*Exercice court 1*
Présentez sous forme de liste numérotée les entrées, en partant de la première et en allant jusqu'à la ligne qui contient « warning-item: ● Driving », celle-ci comprise. Omettez les lignes vides.

*Extrait cité*
++++++++

ATTENTION CHEF D’ŒUVRE
Avec Pereira prétend, Pierre-Henry Gomont signe, en 2016, une superbe adaptation en BD du roman éponyme d’Antonio Tabuchi, multiprimé chez nos amis italiens : https://fr.wikipedia.org/wiki/Pereira_pr%C3%A9tend.
L’intrigue se passe en 1938, au Portugal, au moment où la dictature salazariste s’installe. Elle raconte l’éveil politique de Pereira, le responsable des pages culturelles du journal Lisboa. Au début du scénario, Pereira nous est décrit comme un homme du passé, un amoureux de la littérature française du XIXème siècle, un veuf inconsolable de sa femme prématurément décédée, ayant choisi de vivre en marge de son temps. Par hasard, il fait la connaissance d’un jeune homme, Monteiro Rossi, qui, lui, est ancré dans le présent, et s’oppose au régime. Rossi a l’âge de l’enfant qu’aurait pu avoir Pereira, et du coup, le journaliste va progressivement ouvrir son cœur et son âme à la pensée « subversive » de cet idéaliste qu’il aurait pu engendrer et aimer. Bien évidemment, notre héros va tout doucement basculer du côté des démocrates, jusqu’à un ultime coup d’éclat qui conclut superbement la BD….

++++++++

*Entrées affichées*
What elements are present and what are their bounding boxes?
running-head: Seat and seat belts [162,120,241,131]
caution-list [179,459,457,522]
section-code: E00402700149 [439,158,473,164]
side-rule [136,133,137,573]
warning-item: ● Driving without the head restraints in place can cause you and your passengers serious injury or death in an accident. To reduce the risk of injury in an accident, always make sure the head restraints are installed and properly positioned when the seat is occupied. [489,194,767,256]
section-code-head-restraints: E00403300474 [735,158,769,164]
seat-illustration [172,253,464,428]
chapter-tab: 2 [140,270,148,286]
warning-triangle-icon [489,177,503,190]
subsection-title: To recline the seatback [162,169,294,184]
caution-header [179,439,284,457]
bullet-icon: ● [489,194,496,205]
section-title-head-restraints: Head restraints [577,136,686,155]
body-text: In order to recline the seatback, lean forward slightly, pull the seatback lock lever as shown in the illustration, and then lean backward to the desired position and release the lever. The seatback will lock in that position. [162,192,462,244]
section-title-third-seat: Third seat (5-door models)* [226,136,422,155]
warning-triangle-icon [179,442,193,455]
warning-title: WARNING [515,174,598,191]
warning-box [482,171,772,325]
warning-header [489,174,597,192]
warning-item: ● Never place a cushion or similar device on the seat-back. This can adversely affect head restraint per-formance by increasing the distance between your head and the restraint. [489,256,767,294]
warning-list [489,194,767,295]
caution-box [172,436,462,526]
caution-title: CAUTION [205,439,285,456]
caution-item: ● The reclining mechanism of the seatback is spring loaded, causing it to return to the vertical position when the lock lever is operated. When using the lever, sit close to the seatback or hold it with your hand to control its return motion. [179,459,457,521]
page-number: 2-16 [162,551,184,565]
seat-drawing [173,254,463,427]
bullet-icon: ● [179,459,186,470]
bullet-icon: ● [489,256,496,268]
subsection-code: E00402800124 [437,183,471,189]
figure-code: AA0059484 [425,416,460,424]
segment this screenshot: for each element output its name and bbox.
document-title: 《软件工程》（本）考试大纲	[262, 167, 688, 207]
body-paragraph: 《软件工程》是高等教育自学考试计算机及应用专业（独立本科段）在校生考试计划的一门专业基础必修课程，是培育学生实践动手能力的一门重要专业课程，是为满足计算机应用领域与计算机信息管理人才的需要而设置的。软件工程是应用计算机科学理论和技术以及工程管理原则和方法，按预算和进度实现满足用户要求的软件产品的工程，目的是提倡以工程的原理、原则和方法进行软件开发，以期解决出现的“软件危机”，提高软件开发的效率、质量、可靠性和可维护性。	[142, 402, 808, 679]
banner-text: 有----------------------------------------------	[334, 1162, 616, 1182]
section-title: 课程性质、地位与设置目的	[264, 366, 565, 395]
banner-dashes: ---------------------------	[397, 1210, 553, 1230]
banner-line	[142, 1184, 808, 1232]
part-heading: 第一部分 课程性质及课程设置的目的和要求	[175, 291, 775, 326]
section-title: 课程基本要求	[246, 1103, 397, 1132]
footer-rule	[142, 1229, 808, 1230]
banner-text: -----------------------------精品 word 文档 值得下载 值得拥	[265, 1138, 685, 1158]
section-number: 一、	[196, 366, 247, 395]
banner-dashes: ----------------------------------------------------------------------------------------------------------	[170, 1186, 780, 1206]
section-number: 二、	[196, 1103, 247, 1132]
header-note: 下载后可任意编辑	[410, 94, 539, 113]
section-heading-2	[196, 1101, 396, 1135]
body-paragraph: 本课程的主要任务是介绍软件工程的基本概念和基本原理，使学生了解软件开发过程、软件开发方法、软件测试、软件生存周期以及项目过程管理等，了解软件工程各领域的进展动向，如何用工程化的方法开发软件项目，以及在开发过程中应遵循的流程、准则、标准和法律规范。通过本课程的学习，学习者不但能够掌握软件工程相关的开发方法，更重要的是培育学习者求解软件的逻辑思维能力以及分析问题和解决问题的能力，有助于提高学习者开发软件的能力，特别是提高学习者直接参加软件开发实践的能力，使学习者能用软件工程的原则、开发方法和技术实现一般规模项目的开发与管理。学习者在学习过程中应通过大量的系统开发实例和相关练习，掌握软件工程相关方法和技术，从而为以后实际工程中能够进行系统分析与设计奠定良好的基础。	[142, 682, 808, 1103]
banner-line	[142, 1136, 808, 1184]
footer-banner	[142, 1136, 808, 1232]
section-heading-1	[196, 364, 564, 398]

++++++++

*Exercice court 2*
Prolongez la critique de la bande dessinée Pereira prétend en reprenant après sa dernière phrase.

*Réponse rédigée 1*
1. What elements are present and what are their bounding boxes?
2. running-head: Seat and seat belts [162,120,241,131]
3. caution-list [179,459,457,522]
4. section-code: E00402700149 [439,158,473,164]
5. side-rule [136,133,137,573]
6. warning-item: ● Driving without the head restraints in place can cause you and your passengers serious injury or death in an accident. To reduce the risk of injury in an accident, always make sure the head restraints are installed and properly positioned when the seat is occupied. [489,194,767,256]

*Réponse rédigée 2*
Cette BD historique est d’une richesse inouïe. En premier lieu, l’époque est parfaitement rendue, à travers une multitude de témoins dont les agissements témoignent de l’évolution de la société vers l'Estado Novo. Ainsi, la gardienne du héros devient une "indic" de la police. De même, l’imprimeur fait part de sa peur d’être licencié si les articles publiés dans le Lisboa ne reflètent plus la pensée officielle.
Derrière cette reconstitution minutieuse se cache une superbe variation sur la solitude et sur la conscience morale. Les scènes où Pereira dialogue avec le portrait de son épouse disparue sont bouleversantes. Ce portrait en devient le miroir de la conscience du journaliste. Et il n’est pas anodin que le héros réussisse à faire le deuil de son passé en hébergeant Rossi dans la chambre destinée à l’enfant qui n’est pas venu. Dans un autre registre, Guimont nous représente les tourments de l'âme du héros, à l’instar d’Hergé qui, dans Tintin au Tibet, met en scène l’ange gardien et le démon de Milou.
Ces facettes prennent d’ailleurs corps dans la société portugaise où Pereira est tiraillé entre son curé, anti-salazariste, son médecin, plutôt libéral, ou encore la fiancée de Rossi, une incarnation de Dolores Gómez, la célèbre Pasionaria de la Guerre civile espagnole.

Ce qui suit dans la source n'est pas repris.